[Begin Input]

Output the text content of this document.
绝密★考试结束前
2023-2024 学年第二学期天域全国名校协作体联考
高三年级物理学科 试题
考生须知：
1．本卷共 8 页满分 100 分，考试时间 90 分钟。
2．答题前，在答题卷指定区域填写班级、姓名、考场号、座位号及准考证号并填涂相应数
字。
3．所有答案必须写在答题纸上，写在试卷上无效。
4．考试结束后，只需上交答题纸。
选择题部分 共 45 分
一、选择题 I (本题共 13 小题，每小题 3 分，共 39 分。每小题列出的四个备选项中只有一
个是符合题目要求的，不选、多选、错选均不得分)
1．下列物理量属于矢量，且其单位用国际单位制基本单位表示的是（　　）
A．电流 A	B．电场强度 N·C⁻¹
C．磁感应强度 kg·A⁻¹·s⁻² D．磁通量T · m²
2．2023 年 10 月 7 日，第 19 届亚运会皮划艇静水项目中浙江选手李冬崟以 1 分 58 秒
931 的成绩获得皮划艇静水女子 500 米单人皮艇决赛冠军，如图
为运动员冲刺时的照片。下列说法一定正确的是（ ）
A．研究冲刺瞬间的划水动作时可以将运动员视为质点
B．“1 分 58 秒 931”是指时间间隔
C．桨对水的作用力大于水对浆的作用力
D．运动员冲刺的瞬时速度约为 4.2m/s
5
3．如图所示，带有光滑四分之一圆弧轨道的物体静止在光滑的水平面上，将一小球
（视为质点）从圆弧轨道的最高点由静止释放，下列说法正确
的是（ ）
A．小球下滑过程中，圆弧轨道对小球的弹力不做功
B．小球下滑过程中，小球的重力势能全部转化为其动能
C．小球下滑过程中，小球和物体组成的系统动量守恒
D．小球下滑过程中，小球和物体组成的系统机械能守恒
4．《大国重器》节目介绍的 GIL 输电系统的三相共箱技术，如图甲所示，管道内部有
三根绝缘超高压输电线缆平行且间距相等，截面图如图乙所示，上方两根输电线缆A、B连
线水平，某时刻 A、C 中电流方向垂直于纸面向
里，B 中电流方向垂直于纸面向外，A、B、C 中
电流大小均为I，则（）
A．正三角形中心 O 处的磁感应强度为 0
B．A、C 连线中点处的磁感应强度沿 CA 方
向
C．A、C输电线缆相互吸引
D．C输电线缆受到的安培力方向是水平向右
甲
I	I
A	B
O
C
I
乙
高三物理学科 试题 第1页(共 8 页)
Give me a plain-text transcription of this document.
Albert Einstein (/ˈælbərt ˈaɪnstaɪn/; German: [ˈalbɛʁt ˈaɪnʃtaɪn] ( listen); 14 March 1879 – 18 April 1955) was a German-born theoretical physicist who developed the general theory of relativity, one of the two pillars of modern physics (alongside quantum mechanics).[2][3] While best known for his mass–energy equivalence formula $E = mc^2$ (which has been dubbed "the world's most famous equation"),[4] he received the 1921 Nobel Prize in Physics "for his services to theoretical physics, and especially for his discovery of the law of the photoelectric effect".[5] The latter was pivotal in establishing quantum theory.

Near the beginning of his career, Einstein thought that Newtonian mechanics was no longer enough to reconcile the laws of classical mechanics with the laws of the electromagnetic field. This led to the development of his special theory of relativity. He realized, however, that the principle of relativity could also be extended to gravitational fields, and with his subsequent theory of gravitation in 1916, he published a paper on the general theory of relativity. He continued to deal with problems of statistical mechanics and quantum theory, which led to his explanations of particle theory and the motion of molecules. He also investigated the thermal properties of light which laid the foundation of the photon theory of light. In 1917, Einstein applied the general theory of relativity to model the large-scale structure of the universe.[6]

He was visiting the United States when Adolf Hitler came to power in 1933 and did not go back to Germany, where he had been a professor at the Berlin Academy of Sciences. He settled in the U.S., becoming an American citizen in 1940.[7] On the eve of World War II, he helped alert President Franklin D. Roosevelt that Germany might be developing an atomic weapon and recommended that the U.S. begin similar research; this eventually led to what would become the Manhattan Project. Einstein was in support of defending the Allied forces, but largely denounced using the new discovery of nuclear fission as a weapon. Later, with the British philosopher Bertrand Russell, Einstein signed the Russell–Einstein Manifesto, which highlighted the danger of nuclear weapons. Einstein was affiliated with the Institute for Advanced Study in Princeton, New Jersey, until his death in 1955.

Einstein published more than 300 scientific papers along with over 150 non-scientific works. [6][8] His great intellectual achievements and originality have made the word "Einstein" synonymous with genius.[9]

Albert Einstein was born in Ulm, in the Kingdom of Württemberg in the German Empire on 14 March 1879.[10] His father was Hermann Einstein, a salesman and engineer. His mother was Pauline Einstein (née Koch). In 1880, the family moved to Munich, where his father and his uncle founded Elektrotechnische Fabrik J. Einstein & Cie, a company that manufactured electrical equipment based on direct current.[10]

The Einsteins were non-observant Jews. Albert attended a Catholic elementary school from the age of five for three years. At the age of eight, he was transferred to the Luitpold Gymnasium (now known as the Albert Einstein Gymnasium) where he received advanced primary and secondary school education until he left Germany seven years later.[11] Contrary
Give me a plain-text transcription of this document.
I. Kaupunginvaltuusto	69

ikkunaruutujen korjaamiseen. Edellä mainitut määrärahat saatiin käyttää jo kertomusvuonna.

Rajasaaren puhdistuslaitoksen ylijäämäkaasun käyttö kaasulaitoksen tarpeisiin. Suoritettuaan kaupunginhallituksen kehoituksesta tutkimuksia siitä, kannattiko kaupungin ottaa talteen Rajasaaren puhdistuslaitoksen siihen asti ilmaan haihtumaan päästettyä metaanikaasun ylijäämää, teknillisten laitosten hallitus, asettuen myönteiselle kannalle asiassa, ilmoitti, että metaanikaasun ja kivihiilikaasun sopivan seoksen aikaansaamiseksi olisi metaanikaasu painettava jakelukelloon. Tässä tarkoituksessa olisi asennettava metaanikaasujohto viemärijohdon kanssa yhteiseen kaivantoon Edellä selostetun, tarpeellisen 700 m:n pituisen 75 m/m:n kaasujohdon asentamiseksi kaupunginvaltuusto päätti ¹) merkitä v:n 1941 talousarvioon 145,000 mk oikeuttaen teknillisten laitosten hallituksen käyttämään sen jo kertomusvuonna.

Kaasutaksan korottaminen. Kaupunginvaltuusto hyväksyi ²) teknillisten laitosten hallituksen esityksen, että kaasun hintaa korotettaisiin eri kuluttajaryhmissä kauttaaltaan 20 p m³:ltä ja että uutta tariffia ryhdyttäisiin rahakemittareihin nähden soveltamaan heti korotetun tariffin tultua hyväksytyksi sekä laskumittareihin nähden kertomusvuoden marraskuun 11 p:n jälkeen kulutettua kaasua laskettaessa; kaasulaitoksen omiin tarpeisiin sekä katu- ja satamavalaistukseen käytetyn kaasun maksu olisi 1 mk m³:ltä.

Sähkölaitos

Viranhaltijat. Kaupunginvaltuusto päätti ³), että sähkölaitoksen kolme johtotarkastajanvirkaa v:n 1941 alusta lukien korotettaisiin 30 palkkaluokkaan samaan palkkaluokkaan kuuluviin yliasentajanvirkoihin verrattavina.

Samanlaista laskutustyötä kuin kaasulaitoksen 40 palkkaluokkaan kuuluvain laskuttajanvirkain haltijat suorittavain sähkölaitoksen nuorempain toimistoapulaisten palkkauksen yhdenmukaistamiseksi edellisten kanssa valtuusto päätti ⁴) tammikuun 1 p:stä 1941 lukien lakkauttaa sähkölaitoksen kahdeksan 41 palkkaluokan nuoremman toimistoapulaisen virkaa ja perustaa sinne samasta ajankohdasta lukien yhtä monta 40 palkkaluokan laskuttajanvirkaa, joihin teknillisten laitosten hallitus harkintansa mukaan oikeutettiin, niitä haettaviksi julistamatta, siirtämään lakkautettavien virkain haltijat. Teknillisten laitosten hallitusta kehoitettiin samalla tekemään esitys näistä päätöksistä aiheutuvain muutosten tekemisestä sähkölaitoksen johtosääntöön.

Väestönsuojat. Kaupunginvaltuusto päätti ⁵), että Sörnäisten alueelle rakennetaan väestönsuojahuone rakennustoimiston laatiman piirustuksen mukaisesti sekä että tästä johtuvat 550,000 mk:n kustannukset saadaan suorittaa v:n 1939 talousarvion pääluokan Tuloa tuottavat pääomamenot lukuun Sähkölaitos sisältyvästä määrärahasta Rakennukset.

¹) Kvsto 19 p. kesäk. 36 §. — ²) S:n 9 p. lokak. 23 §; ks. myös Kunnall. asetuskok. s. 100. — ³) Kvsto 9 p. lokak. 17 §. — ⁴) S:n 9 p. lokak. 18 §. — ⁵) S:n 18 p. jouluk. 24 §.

[End Input]

◆ **Written problem**
From the listing above, copy out each line where the word "lukien" appears.

◆ **Result**
Viranhaltijat. Kaupunginvaltuusto päätti ³), että sähkölaitoksen kolme johtotarkastajanvirkaa v:n 1941 alusta lukien korotettaisiin 30 palkkaluokkaan samaan palkkaluokkaan kuuluviin yliasentajanvirkoihin verrattavina.
Samanlaista laskutustyötä kuin kaasulaitoksen 40 palkkaluokkaan kuuluvain laskuttajanvirkain haltijat suorittavain sähkölaitoksen nuorempain toimistoapulaisten palkkauksen yhdenmukaistamiseksi edellisten kanssa valtuusto päätti ⁴) tammikuun 1 p:stä 1941 lukien lakkauttaa sähkölaitoksen kahdeksan 41 palkkaluokan nuoremman toimistoapulaisen virkaa ja perustaa sinne samasta ajankohdasta lukien yhtä monta 40 palkkaluokan laskuttajanvirkaa, joihin teknillisten laitosten hallitus harkintansa mukaan oikeutettiin, niitä haettaviksi julistamatta, siirtämään lakkautettavien virkain haltijat. Teknillisten laitosten hallitusta kehoitettiin samalla tekemään esitys näistä päätöksistä aiheutuvain muutosten tekemisestä sähkölaitoksen johtosääntöön.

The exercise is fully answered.